-- Start Data for processing --

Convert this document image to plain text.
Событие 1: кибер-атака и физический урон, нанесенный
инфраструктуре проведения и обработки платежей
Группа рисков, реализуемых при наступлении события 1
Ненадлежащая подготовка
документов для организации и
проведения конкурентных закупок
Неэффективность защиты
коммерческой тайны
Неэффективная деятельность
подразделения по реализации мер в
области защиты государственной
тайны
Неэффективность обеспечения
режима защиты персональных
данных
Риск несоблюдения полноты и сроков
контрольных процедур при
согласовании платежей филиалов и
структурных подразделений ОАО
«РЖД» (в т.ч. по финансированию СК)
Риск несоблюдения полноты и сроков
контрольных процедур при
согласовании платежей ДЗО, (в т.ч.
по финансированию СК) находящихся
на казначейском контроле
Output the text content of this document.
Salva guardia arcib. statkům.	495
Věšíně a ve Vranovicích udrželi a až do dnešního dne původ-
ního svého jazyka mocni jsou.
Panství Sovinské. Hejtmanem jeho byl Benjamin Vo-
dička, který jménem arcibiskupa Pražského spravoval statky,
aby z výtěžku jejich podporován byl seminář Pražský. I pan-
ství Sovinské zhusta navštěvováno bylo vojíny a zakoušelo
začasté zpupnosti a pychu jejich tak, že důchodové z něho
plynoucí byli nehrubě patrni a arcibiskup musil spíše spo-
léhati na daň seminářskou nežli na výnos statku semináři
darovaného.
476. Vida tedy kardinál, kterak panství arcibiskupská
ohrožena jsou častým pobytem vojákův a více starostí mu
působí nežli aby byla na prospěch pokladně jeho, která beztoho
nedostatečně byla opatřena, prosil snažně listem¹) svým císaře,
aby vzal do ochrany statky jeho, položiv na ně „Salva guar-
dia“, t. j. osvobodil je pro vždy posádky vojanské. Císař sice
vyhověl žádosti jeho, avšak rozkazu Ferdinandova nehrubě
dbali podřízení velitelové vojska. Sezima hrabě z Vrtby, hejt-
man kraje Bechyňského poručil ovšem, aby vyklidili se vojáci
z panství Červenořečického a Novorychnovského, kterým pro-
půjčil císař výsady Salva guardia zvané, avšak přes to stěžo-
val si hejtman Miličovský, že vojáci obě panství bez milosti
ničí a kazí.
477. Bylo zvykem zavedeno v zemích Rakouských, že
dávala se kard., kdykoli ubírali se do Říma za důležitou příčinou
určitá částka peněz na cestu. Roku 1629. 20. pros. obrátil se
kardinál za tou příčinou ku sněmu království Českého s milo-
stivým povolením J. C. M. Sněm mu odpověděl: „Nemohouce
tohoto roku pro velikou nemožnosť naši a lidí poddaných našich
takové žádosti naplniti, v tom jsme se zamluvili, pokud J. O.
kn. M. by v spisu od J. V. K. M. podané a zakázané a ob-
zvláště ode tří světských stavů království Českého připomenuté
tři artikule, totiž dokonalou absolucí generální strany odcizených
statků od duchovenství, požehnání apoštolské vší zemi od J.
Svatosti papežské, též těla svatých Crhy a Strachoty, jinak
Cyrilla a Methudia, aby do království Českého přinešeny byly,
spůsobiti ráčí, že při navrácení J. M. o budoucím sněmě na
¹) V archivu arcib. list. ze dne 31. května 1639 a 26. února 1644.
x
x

-- End Data for processing --

- _Set problem_: Your task is to output all of the data above word for word.

- _Exercise result_:
Convert this document image to plain text.
Событие 1: кибер-атака и физический урон, нанесенный
инфраструктуре проведения и обработки платежей
Группа рисков, реализуемых при наступлении события 1
Ненадлежащая подготовка
документов для организации и
проведения конкурентных закупок
Неэффективность защиты
коммерческой тайны
Неэффективная деятельность
подразделения по реализации мер в
области защиты государственной
тайны
Неэффективность обеспечения
режима защиты персональных
данных
Риск несоблюдения полноты и сроков
контрольных процедур при
согласовании платежей филиалов и
структурных подразделений ОАО
«РЖД» (в т.ч. по финансированию СК)
Риск несоблюдения полноты и сроков
контрольных процедур при
согласовании платежей ДЗО, (в т.ч.
по финансированию СК) находящихся
на казначейском контроле
Output the text content of this document.
Salva guardia arcib. statkům.	495
Věšíně a ve Vranovicích udrželi a až do dnešního dne původ-
ního svého jazyka mocni jsou.
Panství Sovinské. Hejtmanem jeho byl Benjamin Vo-
dička, který jménem arcibiskupa Pražského spravoval statky,
aby z výtěžku jejich podporován byl seminář Pražský. I pan-
ství Sovinské zhusta navštěvováno bylo vojíny a zakoušelo
začasté zpupnosti a pychu jejich tak, že důchodové z něho
plynoucí byli nehrubě patrni a arcibiskup musil spíše spo-
léhati na daň seminářskou nežli na výnos statku semináři
darovaného.
476. Vida tedy kardinál, kterak panství arcibiskupská
ohrožena jsou častým pobytem vojákův a více starostí mu
působí nežli aby byla na prospěch pokladně jeho, která beztoho
nedostatečně byla opatřena, prosil snažně listem¹) svým císaře,
aby vzal do ochrany statky jeho, položiv na ně „Salva guar-
dia“, t. j. osvobodil je pro vždy posádky vojanské. Císař sice
vyhověl žádosti jeho, avšak rozkazu Ferdinandova nehrubě
dbali podřízení velitelové vojska. Sezima hrabě z Vrtby, hejt-
man kraje Bechyňského poručil ovšem, aby vyklidili se vojáci
z panství Červenořečického a Novorychnovského, kterým pro-
půjčil císař výsady Salva guardia zvané, avšak přes to stěžo-
val si hejtman Miličovský, že vojáci obě panství bez milosti
ničí a kazí.
477. Bylo zvykem zavedeno v zemích Rakouských, že
dávala se kard., kdykoli ubírali se do Říma za důležitou příčinou
určitá částka peněz na cestu. Roku 1629. 20. pros. obrátil se
kardinál za tou příčinou ku sněmu království Českého s milo-
stivým povolením J. C. M. Sněm mu odpověděl: „Nemohouce
tohoto roku pro velikou nemožnosť naši a lidí poddaných našich
takové žádosti naplniti, v tom jsme se zamluvili, pokud J. O.
kn. M. by v spisu od J. V. K. M. podané a zakázané a ob-
zvláště ode tří světských stavů království Českého připomenuté
tři artikule, totiž dokonalou absolucí generální strany odcizených
statků od duchovenství, požehnání apoštolské vší zemi od J.
Svatosti papežské, též těla svatých Crhy a Strachoty, jinak
Cyrilla a Methudia, aby do království Českého přinešeny byly,
spůsobiti ráčí, že při navrácení J. M. o budoucím sněmě na
¹) V archivu arcib. list. ze dne 31. května 1639 a 26. února 1644.
x
x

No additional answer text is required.